[Your task]
Reproduce every entry that follows word for word, but omit the images.

--- START OF Provided data ---

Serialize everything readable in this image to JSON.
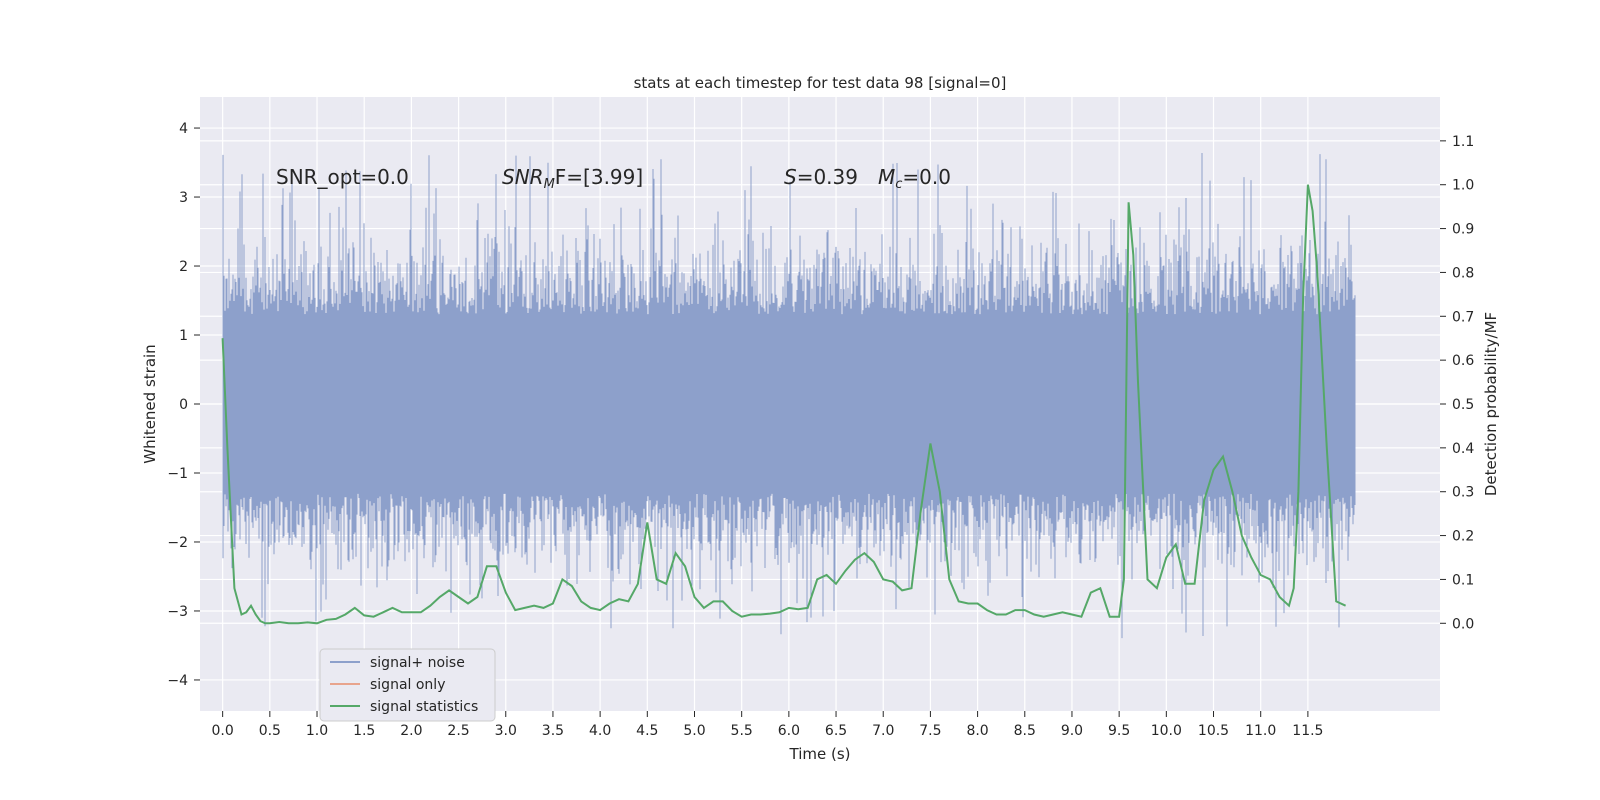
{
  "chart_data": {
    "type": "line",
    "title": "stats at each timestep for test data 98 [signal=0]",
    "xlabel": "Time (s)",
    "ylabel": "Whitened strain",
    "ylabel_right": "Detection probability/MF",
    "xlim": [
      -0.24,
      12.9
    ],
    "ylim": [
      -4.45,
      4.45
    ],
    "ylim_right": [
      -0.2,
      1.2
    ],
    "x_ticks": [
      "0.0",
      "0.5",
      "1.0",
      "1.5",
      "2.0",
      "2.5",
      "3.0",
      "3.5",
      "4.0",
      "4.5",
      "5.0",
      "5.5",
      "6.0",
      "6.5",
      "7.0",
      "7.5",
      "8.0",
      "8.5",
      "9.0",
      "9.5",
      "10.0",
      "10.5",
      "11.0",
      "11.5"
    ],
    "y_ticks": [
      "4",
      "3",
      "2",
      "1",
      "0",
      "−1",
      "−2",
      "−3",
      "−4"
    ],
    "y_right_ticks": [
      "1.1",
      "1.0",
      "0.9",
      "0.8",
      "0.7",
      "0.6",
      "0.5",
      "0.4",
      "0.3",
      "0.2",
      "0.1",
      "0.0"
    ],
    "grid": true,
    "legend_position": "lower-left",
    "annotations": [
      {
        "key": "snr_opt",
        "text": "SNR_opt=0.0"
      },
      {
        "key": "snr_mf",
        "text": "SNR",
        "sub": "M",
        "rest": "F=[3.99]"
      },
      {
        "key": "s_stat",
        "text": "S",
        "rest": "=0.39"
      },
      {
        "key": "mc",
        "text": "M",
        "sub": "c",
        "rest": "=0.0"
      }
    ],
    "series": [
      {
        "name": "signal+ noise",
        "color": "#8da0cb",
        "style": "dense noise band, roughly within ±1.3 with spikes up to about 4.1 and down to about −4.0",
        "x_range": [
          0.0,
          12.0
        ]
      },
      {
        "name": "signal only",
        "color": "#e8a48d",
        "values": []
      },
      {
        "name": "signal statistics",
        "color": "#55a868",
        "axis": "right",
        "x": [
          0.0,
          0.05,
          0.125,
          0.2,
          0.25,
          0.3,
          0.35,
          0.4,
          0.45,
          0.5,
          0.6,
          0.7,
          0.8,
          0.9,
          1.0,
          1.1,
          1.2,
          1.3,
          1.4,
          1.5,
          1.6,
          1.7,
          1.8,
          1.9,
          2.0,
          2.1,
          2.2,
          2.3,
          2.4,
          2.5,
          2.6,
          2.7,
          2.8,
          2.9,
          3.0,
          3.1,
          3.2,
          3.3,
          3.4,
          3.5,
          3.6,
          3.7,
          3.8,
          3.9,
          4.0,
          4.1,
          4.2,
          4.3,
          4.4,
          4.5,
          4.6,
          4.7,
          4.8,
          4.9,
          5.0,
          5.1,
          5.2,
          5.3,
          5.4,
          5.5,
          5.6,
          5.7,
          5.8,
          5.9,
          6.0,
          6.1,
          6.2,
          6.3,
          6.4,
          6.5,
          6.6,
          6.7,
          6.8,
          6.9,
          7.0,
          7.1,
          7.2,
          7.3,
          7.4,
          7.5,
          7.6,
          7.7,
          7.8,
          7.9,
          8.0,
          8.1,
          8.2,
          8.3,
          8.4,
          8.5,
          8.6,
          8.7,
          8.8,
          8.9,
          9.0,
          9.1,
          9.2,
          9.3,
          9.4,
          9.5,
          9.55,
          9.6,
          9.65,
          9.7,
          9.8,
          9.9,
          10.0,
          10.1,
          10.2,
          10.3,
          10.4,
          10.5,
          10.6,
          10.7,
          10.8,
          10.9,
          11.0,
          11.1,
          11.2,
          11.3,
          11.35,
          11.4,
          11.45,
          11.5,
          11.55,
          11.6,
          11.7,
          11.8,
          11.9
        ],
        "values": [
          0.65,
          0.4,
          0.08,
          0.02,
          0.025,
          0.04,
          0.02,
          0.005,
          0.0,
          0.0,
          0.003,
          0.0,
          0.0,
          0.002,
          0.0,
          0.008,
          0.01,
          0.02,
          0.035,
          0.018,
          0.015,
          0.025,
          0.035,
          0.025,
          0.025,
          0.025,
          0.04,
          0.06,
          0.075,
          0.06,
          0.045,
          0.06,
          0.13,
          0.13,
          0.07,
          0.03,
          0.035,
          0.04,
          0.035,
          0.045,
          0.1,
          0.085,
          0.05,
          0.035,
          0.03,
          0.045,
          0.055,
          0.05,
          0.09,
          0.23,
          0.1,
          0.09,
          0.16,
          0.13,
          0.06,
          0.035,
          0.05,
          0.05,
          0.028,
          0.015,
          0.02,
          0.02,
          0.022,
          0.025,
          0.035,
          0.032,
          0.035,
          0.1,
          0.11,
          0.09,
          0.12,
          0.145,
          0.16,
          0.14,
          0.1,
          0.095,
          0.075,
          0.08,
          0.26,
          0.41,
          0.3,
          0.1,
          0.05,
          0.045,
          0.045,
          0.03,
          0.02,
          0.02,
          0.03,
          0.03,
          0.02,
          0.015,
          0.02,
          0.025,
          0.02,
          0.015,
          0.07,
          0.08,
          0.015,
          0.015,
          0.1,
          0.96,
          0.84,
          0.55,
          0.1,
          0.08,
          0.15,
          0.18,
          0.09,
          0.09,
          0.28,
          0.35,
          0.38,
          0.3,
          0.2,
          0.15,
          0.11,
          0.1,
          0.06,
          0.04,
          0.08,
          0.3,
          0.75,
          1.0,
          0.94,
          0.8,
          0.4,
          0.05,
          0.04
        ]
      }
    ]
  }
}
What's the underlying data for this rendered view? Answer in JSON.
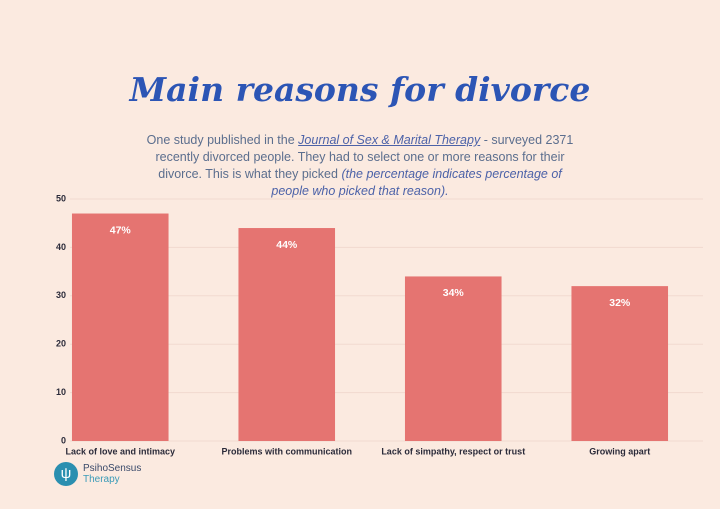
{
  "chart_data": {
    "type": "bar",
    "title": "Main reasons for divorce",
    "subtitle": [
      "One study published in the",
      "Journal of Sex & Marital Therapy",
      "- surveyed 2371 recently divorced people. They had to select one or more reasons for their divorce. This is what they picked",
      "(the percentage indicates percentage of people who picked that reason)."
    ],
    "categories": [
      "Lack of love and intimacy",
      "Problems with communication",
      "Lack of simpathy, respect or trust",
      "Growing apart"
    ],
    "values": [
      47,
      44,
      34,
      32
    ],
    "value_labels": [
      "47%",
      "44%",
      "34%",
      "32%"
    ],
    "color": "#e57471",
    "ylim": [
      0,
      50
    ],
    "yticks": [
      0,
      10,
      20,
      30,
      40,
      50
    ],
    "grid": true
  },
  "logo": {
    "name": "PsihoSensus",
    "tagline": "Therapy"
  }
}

--- END OF Provided data ---

[Answer for this exercise]
Serialize everything readable in this image to JSON.
{
  "chart_data": {
    "type": "line",
    "title": "stats at each timestep for test data 98 [signal=0]",
    "xlabel": "Time (s)",
    "ylabel": "Whitened strain",
    "ylabel_right": "Detection probability/MF",
    "xlim": [
      -0.24,
      12.9
    ],
    "ylim": [
      -4.45,
      4.45
    ],
    "ylim_right": [
      -0.2,
      1.2
    ],
    "x_ticks": [
      "0.0",
      "0.5",
      "1.0",
      "1.5",
      "2.0",
      "2.5",
      "3.0",
      "3.5",
      "4.0",
      "4.5",
      "5.0",
      "5.5",
      "6.0",
      "6.5",
      "7.0",
      "7.5",
      "8.0",
      "8.5",
      "9.0",
      "9.5",
      "10.0",
      "10.5",
      "11.0",
      "11.5"
    ],
    "y_ticks": [
      "4",
      "3",
      "2",
      "1",
      "0",
      "−1",
      "−2",
      "−3",
      "−4"
    ],
    "y_right_ticks": [
      "1.1",
      "1.0",
      "0.9",
      "0.8",
      "0.7",
      "0.6",
      "0.5",
      "0.4",
      "0.3",
      "0.2",
      "0.1",
      "0.0"
    ],
    "grid": true,
    "legend_position": "lower-left",
    "annotations": [
      {
        "key": "snr_opt",
        "text": "SNR_opt=0.0"
      },
      {
        "key": "snr_mf",
        "text": "SNR",
        "sub": "M",
        "rest": "F=[3.99]"
      },
      {
        "key": "s_stat",
        "text": "S",
        "rest": "=0.39"
      },
      {
        "key": "mc",
        "text": "M",
        "sub": "c",
        "rest": "=0.0"
      }
    ],
    "series": [
      {
        "name": "signal+ noise",
        "color": "#8da0cb",
        "style": "dense noise band, roughly within ±1.3 with spikes up to about 4.1 and down to about −4.0",
        "x_range": [
          0.0,
          12.0
        ]
      },
      {
        "name": "signal only",
        "color": "#e8a48d",
        "values": []
      },
      {
        "name": "signal statistics",
        "color": "#55a868",
        "axis": "right",
        "x": [
          0.0,
          0.05,
          0.125,
          0.2,
          0.25,
          0.3,
          0.35,
          0.4,
          0.45,
          0.5,
          0.6,
          0.7,
          0.8,
          0.9,
          1.0,
          1.1,
          1.2,
          1.3,
          1.4,
          1.5,
          1.6,
          1.7,
          1.8,
          1.9,
          2.0,
          2.1,
          2.2,
          2.3,
          2.4,
          2.5,
          2.6,
          2.7,
          2.8,
          2.9,
          3.0,
          3.1,
          3.2,
          3.3,
          3.4,
          3.5,
          3.6,
          3.7,
          3.8,
          3.9,
          4.0,
          4.1,
          4.2,
          4.3,
          4.4,
          4.5,
          4.6,
          4.7,
          4.8,
          4.9,
          5.0,
          5.1,
          5.2,
          5.3,
          5.4,
          5.5,
          5.6,
          5.7,
          5.8,
          5.9,
          6.0,
          6.1,
          6.2,
          6.3,
          6.4,
          6.5,
          6.6,
          6.7,
          6.8,
          6.9,
          7.0,
          7.1,
          7.2,
          7.3,
          7.4,
          7.5,
          7.6,
          7.7,
          7.8,
          7.9,
          8.0,
          8.1,
          8.2,
          8.3,
          8.4,
          8.5,
          8.6,
          8.7,
          8.8,
          8.9,
          9.0,
          9.1,
          9.2,
          9.3,
          9.4,
          9.5,
          9.55,
          9.6,
          9.65,
          9.7,
          9.8,
          9.9,
          10.0,
          10.1,
          10.2,
          10.3,
          10.4,
          10.5,
          10.6,
          10.7,
          10.8,
          10.9,
          11.0,
          11.1,
          11.2,
          11.3,
          11.35,
          11.4,
          11.45,
          11.5,
          11.55,
          11.6,
          11.7,
          11.8,
          11.9
        ],
        "values": [
          0.65,
          0.4,
          0.08,
          0.02,
          0.025,
          0.04,
          0.02,
          0.005,
          0.0,
          0.0,
          0.003,
          0.0,
          0.0,
          0.002,
          0.0,
          0.008,
          0.01,
          0.02,
          0.035,
          0.018,
          0.015,
          0.025,
          0.035,
          0.025,
          0.025,
          0.025,
          0.04,
          0.06,
          0.075,
          0.06,
          0.045,
          0.06,
          0.13,
          0.13,
          0.07,
          0.03,
          0.035,
          0.04,
          0.035,
          0.045,
          0.1,
          0.085,
          0.05,
          0.035,
          0.03,
          0.045,
          0.055,
          0.05,
          0.09,
          0.23,
          0.1,
          0.09,
          0.16,
          0.13,
          0.06,
          0.035,
          0.05,
          0.05,
          0.028,
          0.015,
          0.02,
          0.02,
          0.022,
          0.025,
          0.035,
          0.032,
          0.035,
          0.1,
          0.11,
          0.09,
          0.12,
          0.145,
          0.16,
          0.14,
          0.1,
          0.095,
          0.075,
          0.08,
          0.26,
          0.41,
          0.3,
          0.1,
          0.05,
          0.045,
          0.045,
          0.03,
          0.02,
          0.02,
          0.03,
          0.03,
          0.02,
          0.015,
          0.02,
          0.025,
          0.02,
          0.015,
          0.07,
          0.08,
          0.015,
          0.015,
          0.1,
          0.96,
          0.84,
          0.55,
          0.1,
          0.08,
          0.15,
          0.18,
          0.09,
          0.09,
          0.28,
          0.35,
          0.38,
          0.3,
          0.2,
          0.15,
          0.11,
          0.1,
          0.06,
          0.04,
          0.08,
          0.3,
          0.75,
          1.0,
          0.94,
          0.8,
          0.4,
          0.05,
          0.04
        ]
      }
    ]
  }
}
What's the underlying data for this rendered view? Answer in JSON.
{
  "chart_data": {
    "type": "bar",
    "title": "Main reasons for divorce",
    "subtitle": [
      "One study published in the",
      "Journal of Sex & Marital Therapy",
      "- surveyed 2371 recently divorced people. They had to select one or more reasons for their divorce. This is what they picked",
      "(the percentage indicates percentage of people who picked that reason)."
    ],
    "categories": [
      "Lack of love and intimacy",
      "Problems with communication",
      "Lack of simpathy, respect or trust",
      "Growing apart"
    ],
    "values": [
      47,
      44,
      34,
      32
    ],
    "value_labels": [
      "47%",
      "44%",
      "34%",
      "32%"
    ],
    "color": "#e57471",
    "ylim": [
      0,
      50
    ],
    "yticks": [
      0,
      10,
      20,
      30,
      40,
      50
    ],
    "grid": true
  },
  "logo": {
    "name": "PsihoSensus",
    "tagline": "Therapy"
  }
}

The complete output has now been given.